● What is asked
Copy the lines verbatim, beginning with the line that contains "Read all visible content and emit it as JSON." and continuing through the end of the data, and only those lines.

● Given records

○ ○ ○ ○

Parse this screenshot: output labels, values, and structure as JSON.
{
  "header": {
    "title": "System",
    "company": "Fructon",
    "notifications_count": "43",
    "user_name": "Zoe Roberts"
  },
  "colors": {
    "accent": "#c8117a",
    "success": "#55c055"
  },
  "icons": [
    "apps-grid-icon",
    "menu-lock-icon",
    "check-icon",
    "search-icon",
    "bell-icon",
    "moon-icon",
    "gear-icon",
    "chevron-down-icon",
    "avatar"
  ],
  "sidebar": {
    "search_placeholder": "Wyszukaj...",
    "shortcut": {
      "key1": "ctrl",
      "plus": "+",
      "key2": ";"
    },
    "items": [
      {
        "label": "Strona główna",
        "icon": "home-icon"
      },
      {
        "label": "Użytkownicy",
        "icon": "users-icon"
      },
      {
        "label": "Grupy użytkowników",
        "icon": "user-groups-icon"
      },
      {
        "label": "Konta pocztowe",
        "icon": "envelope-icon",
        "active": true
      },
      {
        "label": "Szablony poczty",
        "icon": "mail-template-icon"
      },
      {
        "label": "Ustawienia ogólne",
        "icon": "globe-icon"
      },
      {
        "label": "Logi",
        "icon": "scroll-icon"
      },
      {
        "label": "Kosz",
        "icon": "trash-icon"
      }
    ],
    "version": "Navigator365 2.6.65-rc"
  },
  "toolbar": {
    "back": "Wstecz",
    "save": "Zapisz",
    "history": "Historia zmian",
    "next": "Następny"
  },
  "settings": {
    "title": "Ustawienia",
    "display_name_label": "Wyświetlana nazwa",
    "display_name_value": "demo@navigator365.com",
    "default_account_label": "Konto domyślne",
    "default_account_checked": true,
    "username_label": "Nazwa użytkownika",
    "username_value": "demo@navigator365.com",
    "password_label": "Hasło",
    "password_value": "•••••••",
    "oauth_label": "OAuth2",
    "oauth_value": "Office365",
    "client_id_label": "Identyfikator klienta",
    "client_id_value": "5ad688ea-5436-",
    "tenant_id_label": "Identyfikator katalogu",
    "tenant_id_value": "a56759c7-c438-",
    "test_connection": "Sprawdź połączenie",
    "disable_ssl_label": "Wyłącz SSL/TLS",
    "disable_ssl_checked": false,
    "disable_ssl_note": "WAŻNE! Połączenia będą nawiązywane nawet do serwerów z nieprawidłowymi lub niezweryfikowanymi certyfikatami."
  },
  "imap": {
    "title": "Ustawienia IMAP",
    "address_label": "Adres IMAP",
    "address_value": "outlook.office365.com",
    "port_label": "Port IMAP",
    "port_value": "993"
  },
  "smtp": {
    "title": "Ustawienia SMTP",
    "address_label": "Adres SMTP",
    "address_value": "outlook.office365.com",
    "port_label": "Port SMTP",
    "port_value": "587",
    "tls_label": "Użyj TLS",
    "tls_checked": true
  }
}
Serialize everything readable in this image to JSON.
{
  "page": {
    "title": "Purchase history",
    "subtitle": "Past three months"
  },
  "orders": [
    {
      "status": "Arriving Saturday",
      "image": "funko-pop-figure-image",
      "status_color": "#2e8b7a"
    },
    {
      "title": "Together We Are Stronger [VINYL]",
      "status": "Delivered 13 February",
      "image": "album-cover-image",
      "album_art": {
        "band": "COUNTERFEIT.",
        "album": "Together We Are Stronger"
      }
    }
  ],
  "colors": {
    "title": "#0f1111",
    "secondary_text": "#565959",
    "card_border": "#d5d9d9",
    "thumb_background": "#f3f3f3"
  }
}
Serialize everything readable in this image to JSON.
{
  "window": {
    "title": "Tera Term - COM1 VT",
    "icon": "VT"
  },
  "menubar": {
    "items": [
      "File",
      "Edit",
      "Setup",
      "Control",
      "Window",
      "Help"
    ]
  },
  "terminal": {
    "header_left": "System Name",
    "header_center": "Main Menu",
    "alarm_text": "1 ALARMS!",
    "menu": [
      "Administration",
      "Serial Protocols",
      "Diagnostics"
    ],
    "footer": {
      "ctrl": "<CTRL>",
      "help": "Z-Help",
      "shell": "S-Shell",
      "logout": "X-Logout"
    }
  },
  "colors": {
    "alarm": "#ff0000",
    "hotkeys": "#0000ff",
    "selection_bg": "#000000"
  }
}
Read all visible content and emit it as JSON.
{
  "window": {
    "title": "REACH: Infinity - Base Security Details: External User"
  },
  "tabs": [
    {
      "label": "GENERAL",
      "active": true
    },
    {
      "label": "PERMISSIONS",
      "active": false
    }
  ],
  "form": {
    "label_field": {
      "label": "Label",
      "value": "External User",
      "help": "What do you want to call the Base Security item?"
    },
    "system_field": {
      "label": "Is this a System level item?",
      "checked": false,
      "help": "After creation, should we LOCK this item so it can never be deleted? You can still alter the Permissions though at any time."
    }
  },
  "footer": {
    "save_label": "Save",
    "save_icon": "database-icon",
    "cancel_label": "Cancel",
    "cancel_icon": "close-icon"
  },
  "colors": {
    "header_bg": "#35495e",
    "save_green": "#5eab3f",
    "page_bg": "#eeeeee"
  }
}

○ ○ ○ ○

● Answer in full
Read all visible content and emit it as JSON.
{
  "window": {
    "title": "REACH: Infinity - Base Security Details: External User"
  },
  "tabs": [
    {
      "label": "GENERAL",
      "active": true
    },
    {
      "label": "PERMISSIONS",
      "active": false
    }
  ],
  "form": {
    "label_field": {
      "label": "Label",
      "value": "External User",
      "help": "What do you want to call the Base Security item?"
    },
    "system_field": {
      "label": "Is this a System level item?",
      "checked": false,
      "help": "After creation, should we LOCK this item so it can never be deleted? You can still alter the Permissions though at any time."
    }
  },
  "footer": {
    "save_label": "Save",
    "save_icon": "database-icon",
    "cancel_label": "Cancel",
    "cancel_icon": "close-icon"
  },
  "colors": {
    "header_bg": "#35495e",
    "save_green": "#5eab3f",
    "page_bg": "#eeeeee"
  }
}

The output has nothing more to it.